Prompt: Among the entries below, find how many lines carry the word "chevron" and state only that figure.

Records for the exercise:

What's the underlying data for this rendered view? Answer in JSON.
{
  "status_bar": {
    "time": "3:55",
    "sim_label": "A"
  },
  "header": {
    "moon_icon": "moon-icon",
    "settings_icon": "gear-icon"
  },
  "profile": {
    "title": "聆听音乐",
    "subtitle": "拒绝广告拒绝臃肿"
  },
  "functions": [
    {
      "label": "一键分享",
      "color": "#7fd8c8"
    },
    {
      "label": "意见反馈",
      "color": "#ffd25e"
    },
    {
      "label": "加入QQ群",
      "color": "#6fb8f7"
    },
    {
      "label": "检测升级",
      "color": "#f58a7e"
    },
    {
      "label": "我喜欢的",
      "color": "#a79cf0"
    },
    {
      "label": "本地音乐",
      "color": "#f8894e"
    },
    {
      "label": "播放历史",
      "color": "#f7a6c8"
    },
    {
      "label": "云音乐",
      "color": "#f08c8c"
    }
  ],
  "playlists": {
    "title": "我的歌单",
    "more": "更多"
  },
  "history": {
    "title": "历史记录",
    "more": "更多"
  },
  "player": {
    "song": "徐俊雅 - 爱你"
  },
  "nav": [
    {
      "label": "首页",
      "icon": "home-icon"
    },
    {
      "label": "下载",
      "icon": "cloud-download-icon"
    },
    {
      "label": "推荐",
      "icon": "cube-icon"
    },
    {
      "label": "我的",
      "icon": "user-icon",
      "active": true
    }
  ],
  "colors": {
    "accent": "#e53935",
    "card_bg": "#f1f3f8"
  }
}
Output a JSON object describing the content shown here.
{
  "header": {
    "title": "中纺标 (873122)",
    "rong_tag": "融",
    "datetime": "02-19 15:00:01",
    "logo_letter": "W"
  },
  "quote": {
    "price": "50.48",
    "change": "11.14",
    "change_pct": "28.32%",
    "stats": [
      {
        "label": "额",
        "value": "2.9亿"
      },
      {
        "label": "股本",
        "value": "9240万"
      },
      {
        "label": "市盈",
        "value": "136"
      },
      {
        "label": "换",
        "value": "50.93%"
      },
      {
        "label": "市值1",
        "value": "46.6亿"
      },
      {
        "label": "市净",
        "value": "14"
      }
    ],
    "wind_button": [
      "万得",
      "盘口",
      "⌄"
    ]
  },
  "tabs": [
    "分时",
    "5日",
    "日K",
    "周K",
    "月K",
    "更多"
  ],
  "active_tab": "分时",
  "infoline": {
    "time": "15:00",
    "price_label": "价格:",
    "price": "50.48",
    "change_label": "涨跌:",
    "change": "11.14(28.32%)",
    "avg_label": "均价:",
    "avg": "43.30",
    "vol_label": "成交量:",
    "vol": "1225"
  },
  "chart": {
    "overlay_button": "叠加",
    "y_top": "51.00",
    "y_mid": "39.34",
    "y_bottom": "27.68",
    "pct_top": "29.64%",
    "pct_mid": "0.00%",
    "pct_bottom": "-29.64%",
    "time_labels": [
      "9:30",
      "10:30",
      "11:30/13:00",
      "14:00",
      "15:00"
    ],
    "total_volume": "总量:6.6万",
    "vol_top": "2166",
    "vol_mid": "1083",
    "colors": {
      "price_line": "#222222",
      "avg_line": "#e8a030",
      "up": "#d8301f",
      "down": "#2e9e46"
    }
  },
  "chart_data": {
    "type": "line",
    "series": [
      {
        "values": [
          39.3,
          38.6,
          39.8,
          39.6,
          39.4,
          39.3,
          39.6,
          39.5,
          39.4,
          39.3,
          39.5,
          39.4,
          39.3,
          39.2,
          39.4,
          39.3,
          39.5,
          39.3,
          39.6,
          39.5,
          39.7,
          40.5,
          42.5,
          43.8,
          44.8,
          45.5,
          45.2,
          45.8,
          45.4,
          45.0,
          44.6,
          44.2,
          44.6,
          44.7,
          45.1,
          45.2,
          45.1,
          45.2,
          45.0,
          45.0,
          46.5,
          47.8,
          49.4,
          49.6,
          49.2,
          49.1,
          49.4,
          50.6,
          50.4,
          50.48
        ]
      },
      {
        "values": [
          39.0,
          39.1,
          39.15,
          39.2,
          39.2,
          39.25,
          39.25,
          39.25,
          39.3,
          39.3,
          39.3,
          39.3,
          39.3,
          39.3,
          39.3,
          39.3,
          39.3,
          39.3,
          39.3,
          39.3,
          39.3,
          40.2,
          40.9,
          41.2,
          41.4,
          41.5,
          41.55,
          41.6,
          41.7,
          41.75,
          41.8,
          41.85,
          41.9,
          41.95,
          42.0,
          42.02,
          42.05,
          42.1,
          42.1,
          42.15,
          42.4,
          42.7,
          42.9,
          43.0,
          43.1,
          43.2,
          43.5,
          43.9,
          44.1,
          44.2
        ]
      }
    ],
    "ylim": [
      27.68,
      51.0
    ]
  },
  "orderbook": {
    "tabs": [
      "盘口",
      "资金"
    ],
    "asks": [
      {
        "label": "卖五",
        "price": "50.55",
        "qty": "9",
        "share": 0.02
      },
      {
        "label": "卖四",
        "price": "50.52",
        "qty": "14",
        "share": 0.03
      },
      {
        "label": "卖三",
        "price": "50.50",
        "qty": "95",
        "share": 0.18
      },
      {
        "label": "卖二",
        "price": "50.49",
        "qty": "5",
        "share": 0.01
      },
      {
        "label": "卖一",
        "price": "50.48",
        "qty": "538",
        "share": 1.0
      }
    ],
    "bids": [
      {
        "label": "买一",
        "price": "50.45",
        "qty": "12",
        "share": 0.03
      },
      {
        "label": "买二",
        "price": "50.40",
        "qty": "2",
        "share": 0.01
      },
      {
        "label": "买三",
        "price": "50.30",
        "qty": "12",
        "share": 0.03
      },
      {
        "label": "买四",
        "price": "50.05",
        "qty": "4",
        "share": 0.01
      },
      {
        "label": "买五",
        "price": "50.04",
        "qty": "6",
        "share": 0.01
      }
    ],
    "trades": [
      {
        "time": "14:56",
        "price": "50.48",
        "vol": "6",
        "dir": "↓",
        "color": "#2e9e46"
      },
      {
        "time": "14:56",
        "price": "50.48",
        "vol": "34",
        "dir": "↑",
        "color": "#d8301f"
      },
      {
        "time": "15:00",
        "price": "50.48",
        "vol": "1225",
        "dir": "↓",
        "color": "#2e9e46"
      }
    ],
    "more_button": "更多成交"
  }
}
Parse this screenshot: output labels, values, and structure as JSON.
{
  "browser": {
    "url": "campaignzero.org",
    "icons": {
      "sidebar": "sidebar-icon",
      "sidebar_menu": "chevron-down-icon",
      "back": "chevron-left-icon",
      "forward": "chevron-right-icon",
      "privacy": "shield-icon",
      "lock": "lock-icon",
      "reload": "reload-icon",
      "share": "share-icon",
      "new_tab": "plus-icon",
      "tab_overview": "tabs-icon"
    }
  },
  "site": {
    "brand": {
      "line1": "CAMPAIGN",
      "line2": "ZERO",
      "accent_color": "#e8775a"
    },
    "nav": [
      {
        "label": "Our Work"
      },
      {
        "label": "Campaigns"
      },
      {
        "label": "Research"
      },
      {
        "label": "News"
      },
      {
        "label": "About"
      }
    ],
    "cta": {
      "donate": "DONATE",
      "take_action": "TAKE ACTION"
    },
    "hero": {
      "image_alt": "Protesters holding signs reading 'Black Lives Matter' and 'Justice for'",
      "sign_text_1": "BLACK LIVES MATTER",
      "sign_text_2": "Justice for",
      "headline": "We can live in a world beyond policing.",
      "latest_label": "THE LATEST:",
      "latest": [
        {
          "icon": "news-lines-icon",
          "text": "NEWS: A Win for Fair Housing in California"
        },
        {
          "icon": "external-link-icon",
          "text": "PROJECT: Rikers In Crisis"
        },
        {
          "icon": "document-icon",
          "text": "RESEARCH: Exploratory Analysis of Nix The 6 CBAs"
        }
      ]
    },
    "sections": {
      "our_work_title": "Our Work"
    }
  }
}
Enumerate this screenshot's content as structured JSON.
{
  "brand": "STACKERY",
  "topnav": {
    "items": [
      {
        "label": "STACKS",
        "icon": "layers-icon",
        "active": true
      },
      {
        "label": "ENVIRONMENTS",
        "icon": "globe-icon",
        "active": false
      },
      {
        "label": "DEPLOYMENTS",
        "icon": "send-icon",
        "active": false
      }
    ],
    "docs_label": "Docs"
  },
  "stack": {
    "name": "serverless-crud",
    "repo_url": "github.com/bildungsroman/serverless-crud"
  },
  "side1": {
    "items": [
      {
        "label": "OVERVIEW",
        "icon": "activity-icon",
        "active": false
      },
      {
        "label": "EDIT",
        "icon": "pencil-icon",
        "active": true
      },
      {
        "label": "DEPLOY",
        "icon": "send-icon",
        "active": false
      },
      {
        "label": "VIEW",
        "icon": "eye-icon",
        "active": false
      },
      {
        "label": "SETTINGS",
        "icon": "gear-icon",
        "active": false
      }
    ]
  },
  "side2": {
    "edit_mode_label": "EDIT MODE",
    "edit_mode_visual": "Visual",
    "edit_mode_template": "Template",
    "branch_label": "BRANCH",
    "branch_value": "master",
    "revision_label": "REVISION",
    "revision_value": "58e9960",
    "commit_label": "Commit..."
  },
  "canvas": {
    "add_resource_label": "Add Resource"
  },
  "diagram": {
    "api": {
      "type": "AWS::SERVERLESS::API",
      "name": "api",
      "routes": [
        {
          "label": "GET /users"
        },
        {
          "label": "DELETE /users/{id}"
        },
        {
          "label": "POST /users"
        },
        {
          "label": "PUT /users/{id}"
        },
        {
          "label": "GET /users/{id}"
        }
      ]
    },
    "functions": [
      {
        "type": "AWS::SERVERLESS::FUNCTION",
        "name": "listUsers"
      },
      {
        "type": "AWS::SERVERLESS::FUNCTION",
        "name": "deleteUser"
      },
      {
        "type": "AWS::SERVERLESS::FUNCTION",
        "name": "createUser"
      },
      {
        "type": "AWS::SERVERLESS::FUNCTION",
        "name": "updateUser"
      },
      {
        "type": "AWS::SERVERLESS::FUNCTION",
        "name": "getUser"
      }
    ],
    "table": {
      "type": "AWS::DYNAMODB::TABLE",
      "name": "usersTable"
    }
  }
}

Exercise solution: 3